• _Written request_:
Find every line in the records that holds the string "title". Copy each one.

• _Entries_:
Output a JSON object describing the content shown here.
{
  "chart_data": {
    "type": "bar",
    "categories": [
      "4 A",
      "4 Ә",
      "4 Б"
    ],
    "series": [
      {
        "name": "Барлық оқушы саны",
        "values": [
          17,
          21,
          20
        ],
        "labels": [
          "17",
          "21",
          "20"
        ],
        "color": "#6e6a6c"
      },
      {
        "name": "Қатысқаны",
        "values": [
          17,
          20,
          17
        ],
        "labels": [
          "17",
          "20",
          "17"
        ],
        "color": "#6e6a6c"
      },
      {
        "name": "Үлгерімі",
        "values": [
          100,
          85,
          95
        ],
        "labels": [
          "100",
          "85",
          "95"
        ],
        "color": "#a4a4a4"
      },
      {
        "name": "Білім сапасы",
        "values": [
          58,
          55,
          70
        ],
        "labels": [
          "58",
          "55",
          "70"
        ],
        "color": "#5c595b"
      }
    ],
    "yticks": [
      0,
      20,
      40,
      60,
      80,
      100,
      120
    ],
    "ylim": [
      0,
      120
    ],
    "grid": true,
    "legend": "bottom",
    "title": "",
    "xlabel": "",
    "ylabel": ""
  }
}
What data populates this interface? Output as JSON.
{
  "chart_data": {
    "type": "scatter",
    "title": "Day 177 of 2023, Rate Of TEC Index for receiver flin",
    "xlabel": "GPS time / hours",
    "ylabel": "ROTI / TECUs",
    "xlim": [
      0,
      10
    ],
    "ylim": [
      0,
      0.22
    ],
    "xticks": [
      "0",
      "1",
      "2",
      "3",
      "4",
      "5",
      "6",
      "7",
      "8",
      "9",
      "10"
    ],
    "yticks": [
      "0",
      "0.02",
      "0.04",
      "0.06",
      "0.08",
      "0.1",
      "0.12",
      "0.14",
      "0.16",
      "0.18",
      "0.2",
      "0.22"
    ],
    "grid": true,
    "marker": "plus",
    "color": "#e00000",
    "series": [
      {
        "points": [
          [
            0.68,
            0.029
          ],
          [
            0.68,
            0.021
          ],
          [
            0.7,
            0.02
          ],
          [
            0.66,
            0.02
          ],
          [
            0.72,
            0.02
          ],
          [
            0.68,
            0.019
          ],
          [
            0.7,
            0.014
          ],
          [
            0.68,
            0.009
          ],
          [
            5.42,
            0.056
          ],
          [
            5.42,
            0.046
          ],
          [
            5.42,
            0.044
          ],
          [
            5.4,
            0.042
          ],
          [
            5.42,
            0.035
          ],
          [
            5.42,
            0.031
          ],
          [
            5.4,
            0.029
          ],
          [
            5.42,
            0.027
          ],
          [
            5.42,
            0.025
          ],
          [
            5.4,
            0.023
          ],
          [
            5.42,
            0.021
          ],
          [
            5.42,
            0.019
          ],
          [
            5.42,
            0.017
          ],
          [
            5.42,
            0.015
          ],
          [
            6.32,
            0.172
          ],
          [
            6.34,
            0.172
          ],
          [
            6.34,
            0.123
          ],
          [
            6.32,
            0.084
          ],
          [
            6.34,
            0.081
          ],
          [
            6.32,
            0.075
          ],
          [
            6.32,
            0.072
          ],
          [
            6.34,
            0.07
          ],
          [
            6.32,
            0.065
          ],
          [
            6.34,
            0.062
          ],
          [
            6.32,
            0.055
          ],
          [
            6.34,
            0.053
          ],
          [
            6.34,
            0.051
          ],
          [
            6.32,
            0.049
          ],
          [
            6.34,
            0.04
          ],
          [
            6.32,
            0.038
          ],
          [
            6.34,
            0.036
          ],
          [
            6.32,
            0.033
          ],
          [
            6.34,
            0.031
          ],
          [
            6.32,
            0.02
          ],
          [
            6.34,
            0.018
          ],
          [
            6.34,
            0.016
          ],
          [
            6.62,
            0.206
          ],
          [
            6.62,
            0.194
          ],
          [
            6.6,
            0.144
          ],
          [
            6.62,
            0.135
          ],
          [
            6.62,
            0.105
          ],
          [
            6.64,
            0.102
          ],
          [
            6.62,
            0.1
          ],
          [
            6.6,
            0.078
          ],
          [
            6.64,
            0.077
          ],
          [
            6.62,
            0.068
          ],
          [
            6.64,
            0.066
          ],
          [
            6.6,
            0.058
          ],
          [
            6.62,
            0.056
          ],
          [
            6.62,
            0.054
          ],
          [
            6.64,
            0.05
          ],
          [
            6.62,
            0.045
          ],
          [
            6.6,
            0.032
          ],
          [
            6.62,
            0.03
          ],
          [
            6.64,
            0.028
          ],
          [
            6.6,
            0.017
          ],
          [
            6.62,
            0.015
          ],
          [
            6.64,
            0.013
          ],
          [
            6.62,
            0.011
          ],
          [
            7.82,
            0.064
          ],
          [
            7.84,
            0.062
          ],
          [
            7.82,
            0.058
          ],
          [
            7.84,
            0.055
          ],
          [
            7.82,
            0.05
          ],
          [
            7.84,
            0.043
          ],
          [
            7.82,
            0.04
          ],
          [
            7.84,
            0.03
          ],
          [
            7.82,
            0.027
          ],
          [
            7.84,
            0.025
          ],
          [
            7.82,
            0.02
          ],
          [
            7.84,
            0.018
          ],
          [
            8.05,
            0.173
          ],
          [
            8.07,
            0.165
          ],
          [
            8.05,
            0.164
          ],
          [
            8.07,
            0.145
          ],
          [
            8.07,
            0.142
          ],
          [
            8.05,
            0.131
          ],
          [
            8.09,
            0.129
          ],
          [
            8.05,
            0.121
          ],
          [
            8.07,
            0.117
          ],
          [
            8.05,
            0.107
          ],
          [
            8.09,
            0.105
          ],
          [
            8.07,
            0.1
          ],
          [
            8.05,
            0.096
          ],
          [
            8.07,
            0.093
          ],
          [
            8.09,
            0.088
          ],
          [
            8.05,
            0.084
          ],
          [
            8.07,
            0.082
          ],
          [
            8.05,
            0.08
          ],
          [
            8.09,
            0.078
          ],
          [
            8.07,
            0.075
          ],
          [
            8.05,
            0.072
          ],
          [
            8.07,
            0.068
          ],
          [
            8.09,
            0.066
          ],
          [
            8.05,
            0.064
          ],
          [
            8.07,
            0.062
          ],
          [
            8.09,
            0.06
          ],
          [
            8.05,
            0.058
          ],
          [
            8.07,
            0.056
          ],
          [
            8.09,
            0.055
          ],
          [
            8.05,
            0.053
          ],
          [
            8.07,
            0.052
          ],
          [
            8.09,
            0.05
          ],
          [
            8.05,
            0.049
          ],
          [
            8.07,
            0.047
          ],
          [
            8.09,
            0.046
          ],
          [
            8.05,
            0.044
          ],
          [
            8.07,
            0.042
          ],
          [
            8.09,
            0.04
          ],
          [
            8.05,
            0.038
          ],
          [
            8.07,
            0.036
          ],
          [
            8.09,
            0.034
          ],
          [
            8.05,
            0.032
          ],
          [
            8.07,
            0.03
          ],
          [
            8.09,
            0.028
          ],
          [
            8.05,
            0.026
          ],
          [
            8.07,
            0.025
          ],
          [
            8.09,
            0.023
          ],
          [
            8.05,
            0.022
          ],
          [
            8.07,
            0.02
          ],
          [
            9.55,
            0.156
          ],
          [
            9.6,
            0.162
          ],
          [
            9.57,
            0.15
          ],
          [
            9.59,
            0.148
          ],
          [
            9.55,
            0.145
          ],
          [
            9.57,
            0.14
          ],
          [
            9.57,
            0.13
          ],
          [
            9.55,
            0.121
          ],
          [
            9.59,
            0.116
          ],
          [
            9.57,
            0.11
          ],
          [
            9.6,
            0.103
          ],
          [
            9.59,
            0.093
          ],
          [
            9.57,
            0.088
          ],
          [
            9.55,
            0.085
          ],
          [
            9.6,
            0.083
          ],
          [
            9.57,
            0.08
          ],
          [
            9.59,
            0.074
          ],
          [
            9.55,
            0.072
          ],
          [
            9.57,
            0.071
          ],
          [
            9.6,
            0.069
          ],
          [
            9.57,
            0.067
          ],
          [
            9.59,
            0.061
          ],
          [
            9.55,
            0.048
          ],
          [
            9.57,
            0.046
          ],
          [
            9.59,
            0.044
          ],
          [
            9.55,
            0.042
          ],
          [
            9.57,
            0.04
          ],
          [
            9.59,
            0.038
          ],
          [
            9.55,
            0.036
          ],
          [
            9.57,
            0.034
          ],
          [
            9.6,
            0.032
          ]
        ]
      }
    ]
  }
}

• _Solution_:
    "title": "",
    "title": "Day 177 of 2023, Rate Of TEC Index for receiver flin",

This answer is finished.